— begin DATA TO PROCESS —
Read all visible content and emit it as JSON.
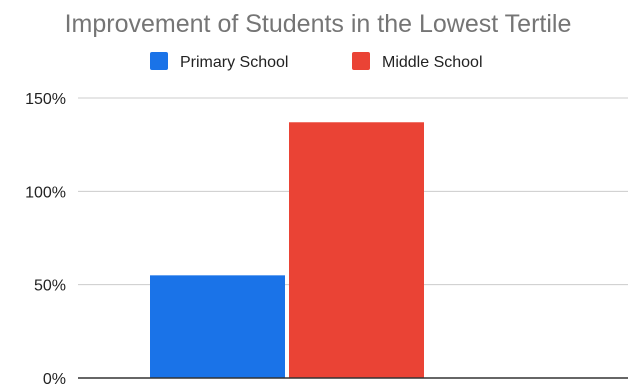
{
  "chart_data": {
    "type": "bar",
    "title": "Improvement of Students in the Lowest Tertile",
    "xlabel": "",
    "ylabel": "",
    "categories": [
      ""
    ],
    "series": [
      {
        "name": "Primary School",
        "color": "#1a73e8",
        "values": [
          55
        ]
      },
      {
        "name": "Middle School",
        "color": "#ea4335",
        "values": [
          137
        ]
      }
    ],
    "ylim": [
      0,
      150
    ],
    "yticks": [
      {
        "value": 0,
        "label": "0%"
      },
      {
        "value": 50,
        "label": "50%"
      },
      {
        "value": 100,
        "label": "100%"
      },
      {
        "value": 150,
        "label": "150%"
      }
    ],
    "grid": true,
    "legend_position": "top-center"
  }
}
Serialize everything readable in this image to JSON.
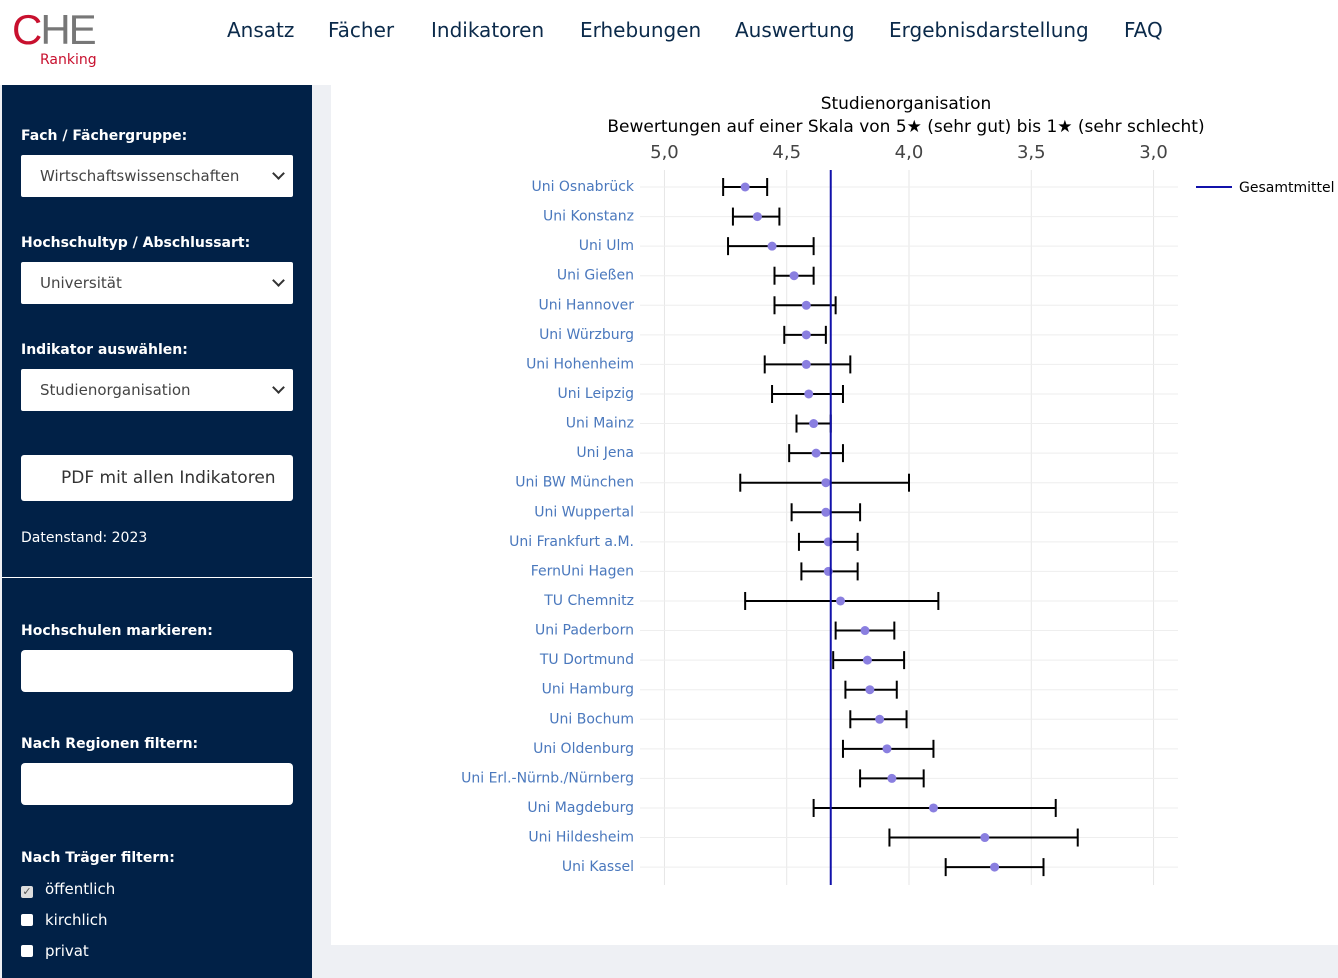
{
  "logo": {
    "title": "CHE",
    "subtitle": "Ranking"
  },
  "nav": [
    "Ansatz",
    "Fächer",
    "Indikatoren",
    "Erhebungen",
    "Auswertung",
    "Ergebnisdarstellung",
    "FAQ"
  ],
  "sidebar": {
    "selects": [
      {
        "label": "Fach / Fächergruppe:",
        "value": "Wirtschaftswissenschaften"
      },
      {
        "label": "Hochschultyp / Abschlussart:",
        "value": "Universität"
      },
      {
        "label": "Indikator auswählen:",
        "value": "Studienorganisation"
      }
    ],
    "button": "PDF mit allen Indikatoren",
    "data_date": "Datenstand: 2023",
    "inputs": [
      "Hochschulen markieren:",
      "Nach Regionen filtern:"
    ],
    "checkbox_title": "Nach Träger filtern:",
    "checkboxes": [
      {
        "label": "öffentlich",
        "checked": true
      },
      {
        "label": "kirchlich",
        "checked": false
      },
      {
        "label": "privat",
        "checked": false
      }
    ]
  },
  "chart_data": {
    "type": "errorbar",
    "title": "Studienorganisation",
    "subtitle": "Bewertungen auf einer Skala von 5★ (sehr gut) bis 1★ (sehr schlecht)",
    "categories": [
      "Uni Osnabrück",
      "Uni Konstanz",
      "Uni Ulm",
      "Uni Gießen",
      "Uni Hannover",
      "Uni Würzburg",
      "Uni Hohenheim",
      "Uni Leipzig",
      "Uni Mainz",
      "Uni Jena",
      "Uni BW München",
      "Uni Wuppertal",
      "Uni Frankfurt a.M.",
      "FernUni Hagen",
      "TU Chemnitz",
      "Uni Paderborn",
      "TU Dortmund",
      "Uni Hamburg",
      "Uni Bochum",
      "Uni Oldenburg",
      "Uni Erl.-Nürnb./Nürnberg",
      "Uni Magdeburg",
      "Uni Hildesheim",
      "Uni Kassel"
    ],
    "values": [
      4.67,
      4.62,
      4.56,
      4.47,
      4.42,
      4.42,
      4.42,
      4.41,
      4.39,
      4.38,
      4.34,
      4.34,
      4.33,
      4.33,
      4.28,
      4.18,
      4.17,
      4.16,
      4.12,
      4.09,
      4.07,
      3.9,
      3.69,
      3.65
    ],
    "upper": [
      4.76,
      4.72,
      4.74,
      4.55,
      4.55,
      4.51,
      4.59,
      4.56,
      4.46,
      4.49,
      4.69,
      4.48,
      4.45,
      4.44,
      4.67,
      4.3,
      4.31,
      4.26,
      4.24,
      4.27,
      4.2,
      4.39,
      4.08,
      3.85
    ],
    "lower": [
      4.58,
      4.53,
      4.39,
      4.39,
      4.3,
      4.34,
      4.24,
      4.27,
      4.32,
      4.27,
      4,
      4.2,
      4.21,
      4.21,
      3.88,
      4.06,
      4.02,
      4.05,
      4.01,
      3.9,
      3.94,
      3.4,
      3.31,
      3.45
    ],
    "color": "#8a7fe0",
    "error_color": "#000000",
    "mean": {
      "name": "Gesamtmittel",
      "value": 4.32,
      "color": "#1111aa"
    },
    "xlim": [
      5.1,
      2.9
    ],
    "xticks": [
      {
        "value": 5,
        "label": "5,0"
      },
      {
        "value": 4.5,
        "label": "4,5"
      },
      {
        "value": 4,
        "label": "4,0"
      },
      {
        "value": 3.5,
        "label": "3,5"
      },
      {
        "value": 3,
        "label": "3,0"
      }
    ],
    "grid": true
  }
}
— end DATA TO PROCESS —
__TASK REQUIREMENTS__
Leave images out of the retyped records; keep all else exact.

__EXERCISE RESPONSE__
Read all visible content and emit it as JSON.
{
  "chart_data": {
    "type": "bar",
    "title": "Improvement of Students in the Lowest Tertile",
    "xlabel": "",
    "ylabel": "",
    "categories": [
      ""
    ],
    "series": [
      {
        "name": "Primary School",
        "color": "#1a73e8",
        "values": [
          55
        ]
      },
      {
        "name": "Middle School",
        "color": "#ea4335",
        "values": [
          137
        ]
      }
    ],
    "ylim": [
      0,
      150
    ],
    "yticks": [
      {
        "value": 0,
        "label": "0%"
      },
      {
        "value": 50,
        "label": "50%"
      },
      {
        "value": 100,
        "label": "100%"
      },
      {
        "value": 150,
        "label": "150%"
      }
    ],
    "grid": true,
    "legend_position": "top-center"
  }
}
Serialize everything readable in this image to JSON.
{
  "logo": {
    "title": "CHE",
    "subtitle": "Ranking"
  },
  "nav": [
    "Ansatz",
    "Fächer",
    "Indikatoren",
    "Erhebungen",
    "Auswertung",
    "Ergebnisdarstellung",
    "FAQ"
  ],
  "sidebar": {
    "selects": [
      {
        "label": "Fach / Fächergruppe:",
        "value": "Wirtschaftswissenschaften"
      },
      {
        "label": "Hochschultyp / Abschlussart:",
        "value": "Universität"
      },
      {
        "label": "Indikator auswählen:",
        "value": "Studienorganisation"
      }
    ],
    "button": "PDF mit allen Indikatoren",
    "data_date": "Datenstand: 2023",
    "inputs": [
      "Hochschulen markieren:",
      "Nach Regionen filtern:"
    ],
    "checkbox_title": "Nach Träger filtern:",
    "checkboxes": [
      {
        "label": "öffentlich",
        "checked": true
      },
      {
        "label": "kirchlich",
        "checked": false
      },
      {
        "label": "privat",
        "checked": false
      }
    ]
  },
  "chart_data": {
    "type": "errorbar",
    "title": "Studienorganisation",
    "subtitle": "Bewertungen auf einer Skala von 5★ (sehr gut) bis 1★ (sehr schlecht)",
    "categories": [
      "Uni Osnabrück",
      "Uni Konstanz",
      "Uni Ulm",
      "Uni Gießen",
      "Uni Hannover",
      "Uni Würzburg",
      "Uni Hohenheim",
      "Uni Leipzig",
      "Uni Mainz",
      "Uni Jena",
      "Uni BW München",
      "Uni Wuppertal",
      "Uni Frankfurt a.M.",
      "FernUni Hagen",
      "TU Chemnitz",
      "Uni Paderborn",
      "TU Dortmund",
      "Uni Hamburg",
      "Uni Bochum",
      "Uni Oldenburg",
      "Uni Erl.-Nürnb./Nürnberg",
      "Uni Magdeburg",
      "Uni Hildesheim",
      "Uni Kassel"
    ],
    "values": [
      4.67,
      4.62,
      4.56,
      4.47,
      4.42,
      4.42,
      4.42,
      4.41,
      4.39,
      4.38,
      4.34,
      4.34,
      4.33,
      4.33,
      4.28,
      4.18,
      4.17,
      4.16,
      4.12,
      4.09,
      4.07,
      3.9,
      3.69,
      3.65
    ],
    "upper": [
      4.76,
      4.72,
      4.74,
      4.55,
      4.55,
      4.51,
      4.59,
      4.56,
      4.46,
      4.49,
      4.69,
      4.48,
      4.45,
      4.44,
      4.67,
      4.3,
      4.31,
      4.26,
      4.24,
      4.27,
      4.2,
      4.39,
      4.08,
      3.85
    ],
    "lower": [
      4.58,
      4.53,
      4.39,
      4.39,
      4.3,
      4.34,
      4.24,
      4.27,
      4.32,
      4.27,
      4,
      4.2,
      4.21,
      4.21,
      3.88,
      4.06,
      4.02,
      4.05,
      4.01,
      3.9,
      3.94,
      3.4,
      3.31,
      3.45
    ],
    "color": "#8a7fe0",
    "error_color": "#000000",
    "mean": {
      "name": "Gesamtmittel",
      "value": 4.32,
      "color": "#1111aa"
    },
    "xlim": [
      5.1,
      2.9
    ],
    "xticks": [
      {
        "value": 5,
        "label": "5,0"
      },
      {
        "value": 4.5,
        "label": "4,5"
      },
      {
        "value": 4,
        "label": "4,0"
      },
      {
        "value": 3.5,
        "label": "3,5"
      },
      {
        "value": 3,
        "label": "3,0"
      }
    ],
    "grid": true
  }
}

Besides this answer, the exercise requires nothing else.